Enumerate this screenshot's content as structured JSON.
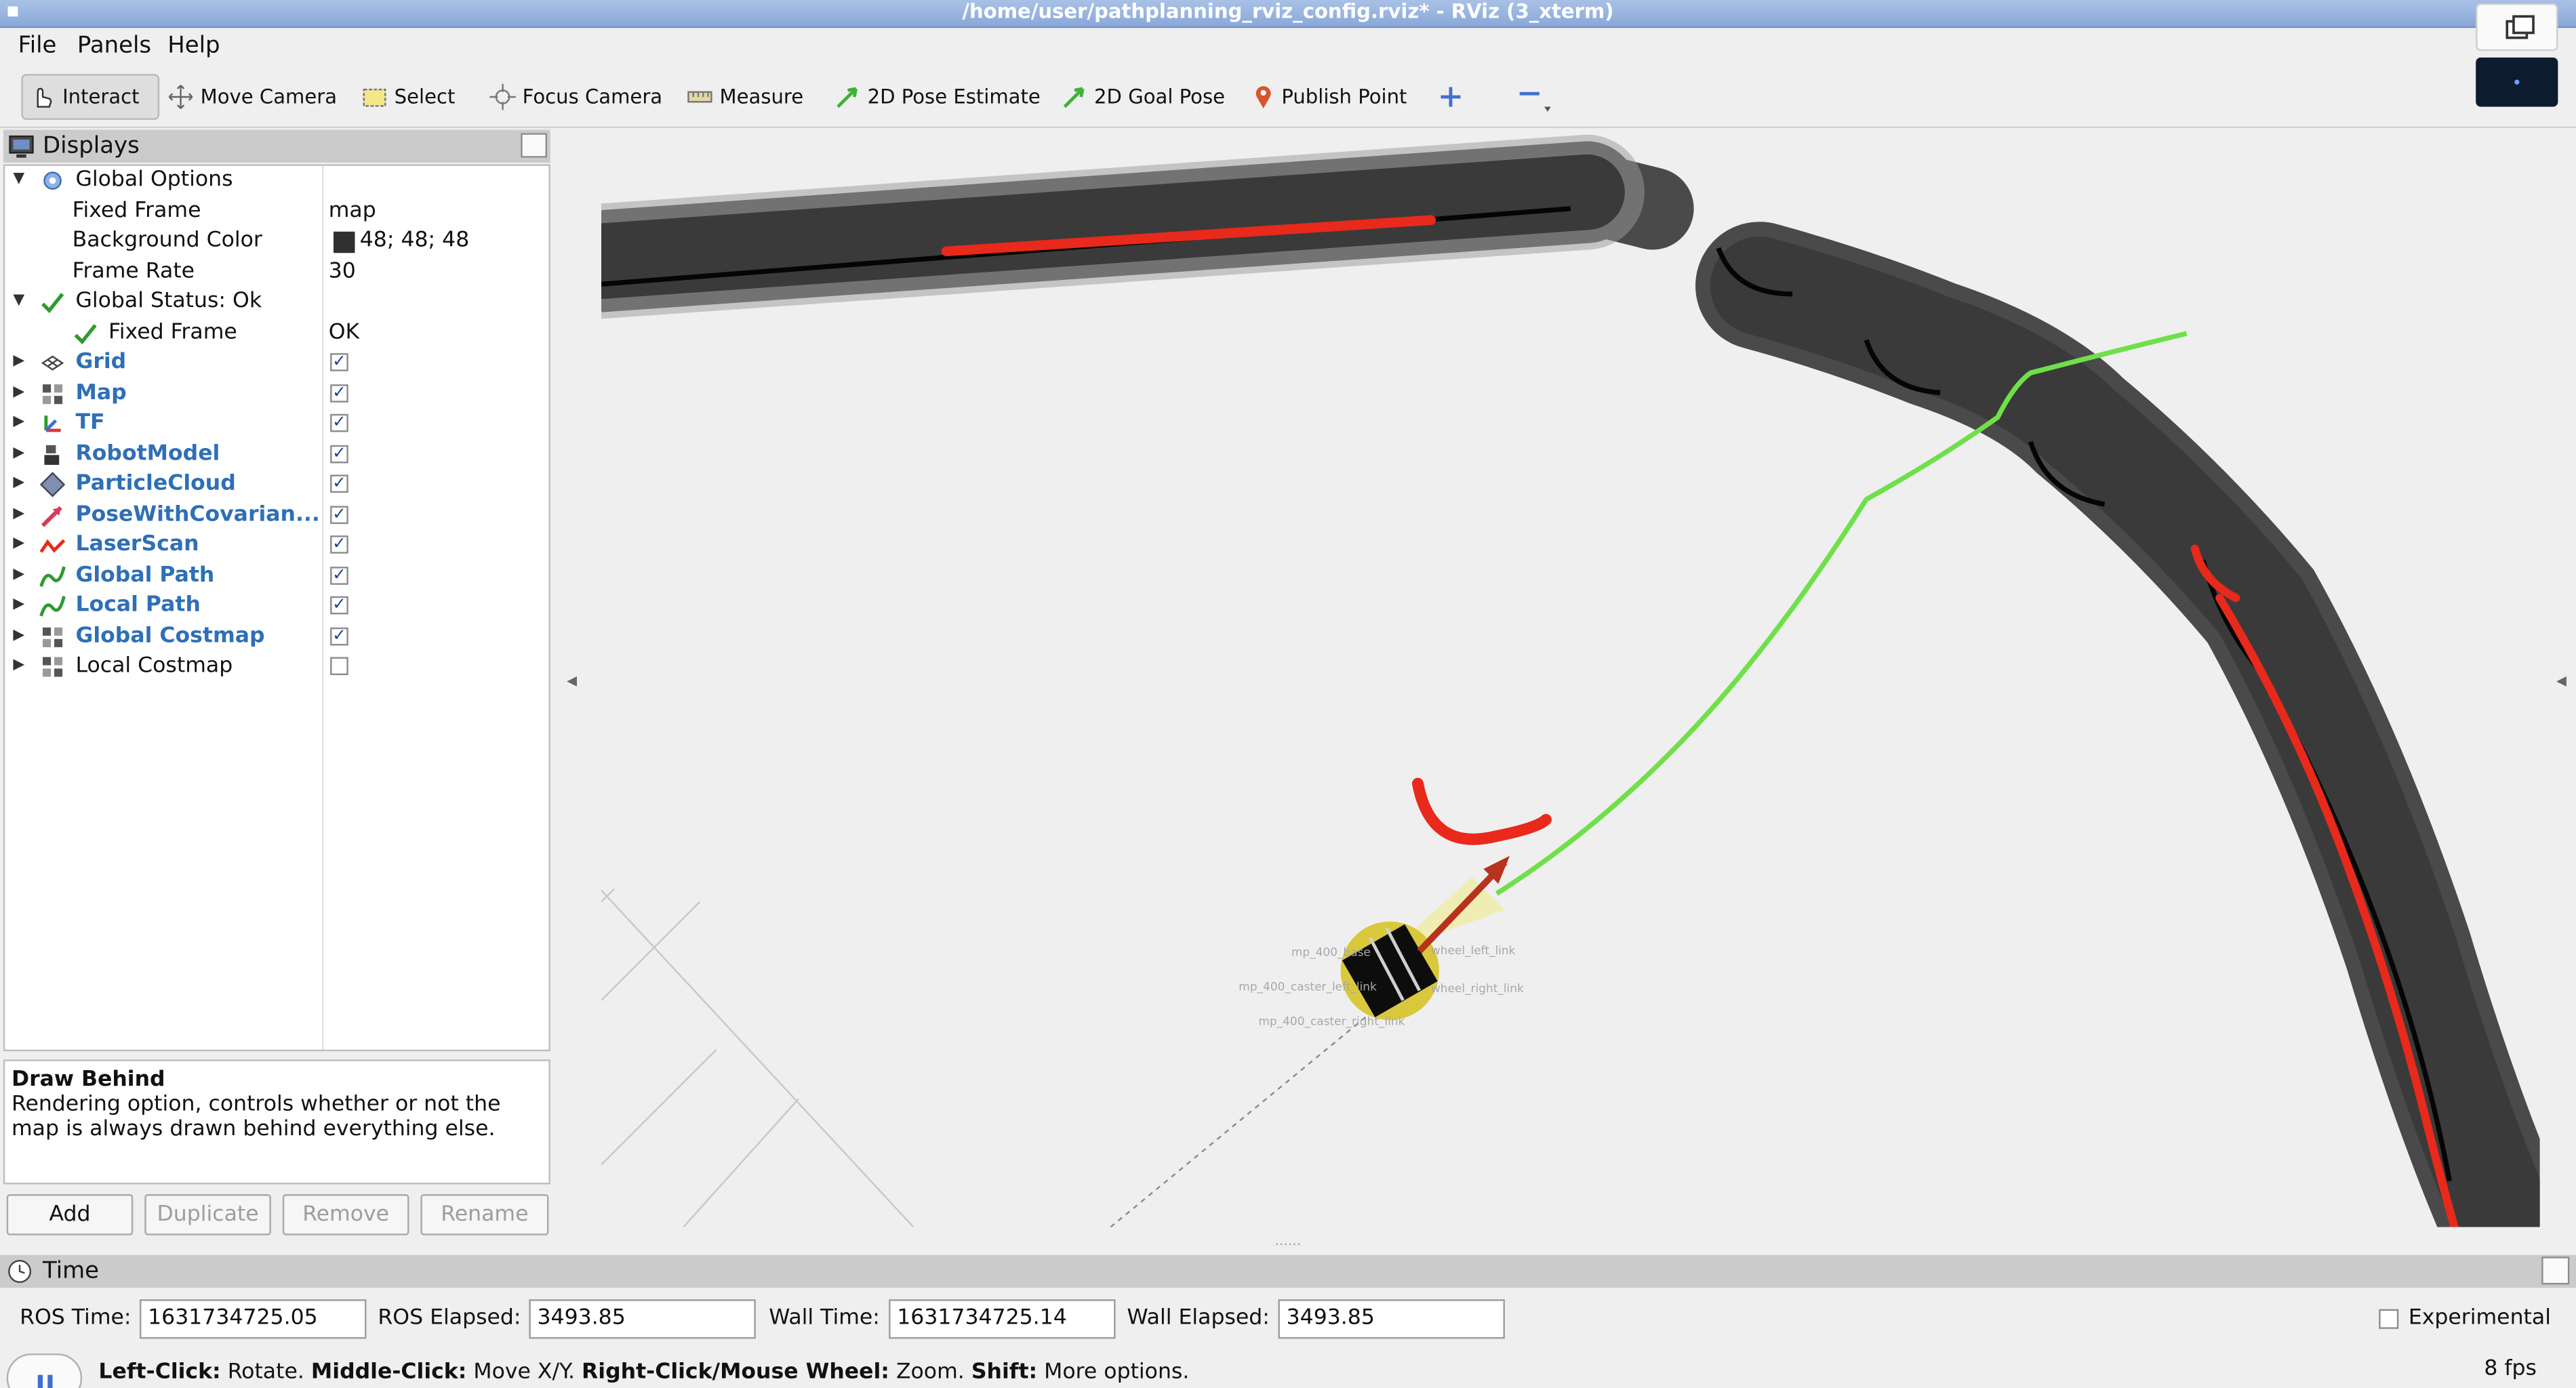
{
  "window": {
    "title": "/home/user/pathplanning_rviz_config.rviz* - RViz (3_xterm)"
  },
  "menu": {
    "file": "File",
    "panels": "Panels",
    "help": "Help"
  },
  "toolbar": {
    "interact": "Interact",
    "move_camera": "Move Camera",
    "select": "Select",
    "focus_camera": "Focus Camera",
    "measure": "Measure",
    "pose_estimate": "2D Pose Estimate",
    "goal_pose": "2D Goal Pose",
    "publish_point": "Publish Point"
  },
  "displays": {
    "title": "Displays",
    "global_options": {
      "label": "Global Options",
      "fixed_frame": {
        "label": "Fixed Frame",
        "value": "map"
      },
      "background_color": {
        "label": "Background Color",
        "value": "48; 48; 48",
        "swatch": "#303030"
      },
      "frame_rate": {
        "label": "Frame Rate",
        "value": "30"
      }
    },
    "global_status": {
      "label": "Global Status: Ok",
      "fixed_frame": {
        "label": "Fixed Frame",
        "value": "OK"
      }
    },
    "items": [
      {
        "label": "Grid",
        "checked": true
      },
      {
        "label": "Map",
        "checked": true
      },
      {
        "label": "TF",
        "checked": true
      },
      {
        "label": "RobotModel",
        "checked": true
      },
      {
        "label": "ParticleCloud",
        "checked": true
      },
      {
        "label": "PoseWithCovarian...",
        "checked": true
      },
      {
        "label": "LaserScan",
        "checked": true
      },
      {
        "label": "Global Path",
        "checked": true
      },
      {
        "label": "Local Path",
        "checked": true
      },
      {
        "label": "Global Costmap",
        "checked": true
      },
      {
        "label": "Local Costmap",
        "checked": false
      }
    ],
    "description": {
      "title": "Draw Behind",
      "text": "Rendering option, controls whether or not the map is always drawn behind everything else."
    },
    "buttons": {
      "add": "Add",
      "duplicate": "Duplicate",
      "remove": "Remove",
      "rename": "Rename"
    }
  },
  "time": {
    "title": "Time",
    "ros_time_label": "ROS Time:",
    "ros_time": "1631734725.05",
    "ros_elapsed_label": "ROS Elapsed:",
    "ros_elapsed": "3493.85",
    "wall_time_label": "Wall Time:",
    "wall_time": "1631734725.14",
    "wall_elapsed_label": "Wall Elapsed:",
    "wall_elapsed": "3493.85",
    "experimental": "Experimental"
  },
  "status": {
    "left_click": "Left-Click:",
    "left_click_action": "Rotate.",
    "middle_click": "Middle-Click:",
    "middle_click_action": "Move X/Y.",
    "right_click": "Right-Click/Mouse Wheel:",
    "right_click_action": "Zoom.",
    "shift": "Shift:",
    "shift_action": "More options.",
    "fps": "8 fps"
  },
  "colors": {
    "accent_blue": "#2f6fb6",
    "laser_red": "#e8291c",
    "path_green": "#6fe04a",
    "costmap_gray": "#474747"
  }
}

• Task description: All of the lines above should be retyped precisely, apart from the pictures.

• Task solution:
Enumerate this screenshot's content as structured JSON.
{
  "window": {
    "title": "/home/user/pathplanning_rviz_config.rviz* - RViz (3_xterm)"
  },
  "menu": {
    "file": "File",
    "panels": "Panels",
    "help": "Help"
  },
  "toolbar": {
    "interact": "Interact",
    "move_camera": "Move Camera",
    "select": "Select",
    "focus_camera": "Focus Camera",
    "measure": "Measure",
    "pose_estimate": "2D Pose Estimate",
    "goal_pose": "2D Goal Pose",
    "publish_point": "Publish Point"
  },
  "displays": {
    "title": "Displays",
    "global_options": {
      "label": "Global Options",
      "fixed_frame": {
        "label": "Fixed Frame",
        "value": "map"
      },
      "background_color": {
        "label": "Background Color",
        "value": "48; 48; 48",
        "swatch": "#303030"
      },
      "frame_rate": {
        "label": "Frame Rate",
        "value": "30"
      }
    },
    "global_status": {
      "label": "Global Status: Ok",
      "fixed_frame": {
        "label": "Fixed Frame",
        "value": "OK"
      }
    },
    "items": [
      {
        "label": "Grid",
        "checked": true
      },
      {
        "label": "Map",
        "checked": true
      },
      {
        "label": "TF",
        "checked": true
      },
      {
        "label": "RobotModel",
        "checked": true
      },
      {
        "label": "ParticleCloud",
        "checked": true
      },
      {
        "label": "PoseWithCovarian...",
        "checked": true
      },
      {
        "label": "LaserScan",
        "checked": true
      },
      {
        "label": "Global Path",
        "checked": true
      },
      {
        "label": "Local Path",
        "checked": true
      },
      {
        "label": "Global Costmap",
        "checked": true
      },
      {
        "label": "Local Costmap",
        "checked": false
      }
    ],
    "description": {
      "title": "Draw Behind",
      "text": "Rendering option, controls whether or not the map is always drawn behind everything else."
    },
    "buttons": {
      "add": "Add",
      "duplicate": "Duplicate",
      "remove": "Remove",
      "rename": "Rename"
    }
  },
  "time": {
    "title": "Time",
    "ros_time_label": "ROS Time:",
    "ros_time": "1631734725.05",
    "ros_elapsed_label": "ROS Elapsed:",
    "ros_elapsed": "3493.85",
    "wall_time_label": "Wall Time:",
    "wall_time": "1631734725.14",
    "wall_elapsed_label": "Wall Elapsed:",
    "wall_elapsed": "3493.85",
    "experimental": "Experimental"
  },
  "status": {
    "left_click": "Left-Click:",
    "left_click_action": "Rotate.",
    "middle_click": "Middle-Click:",
    "middle_click_action": "Move X/Y.",
    "right_click": "Right-Click/Mouse Wheel:",
    "right_click_action": "Zoom.",
    "shift": "Shift:",
    "shift_action": "More options.",
    "fps": "8 fps"
  },
  "colors": {
    "accent_blue": "#2f6fb6",
    "laser_red": "#e8291c",
    "path_green": "#6fe04a",
    "costmap_gray": "#474747"
  }
}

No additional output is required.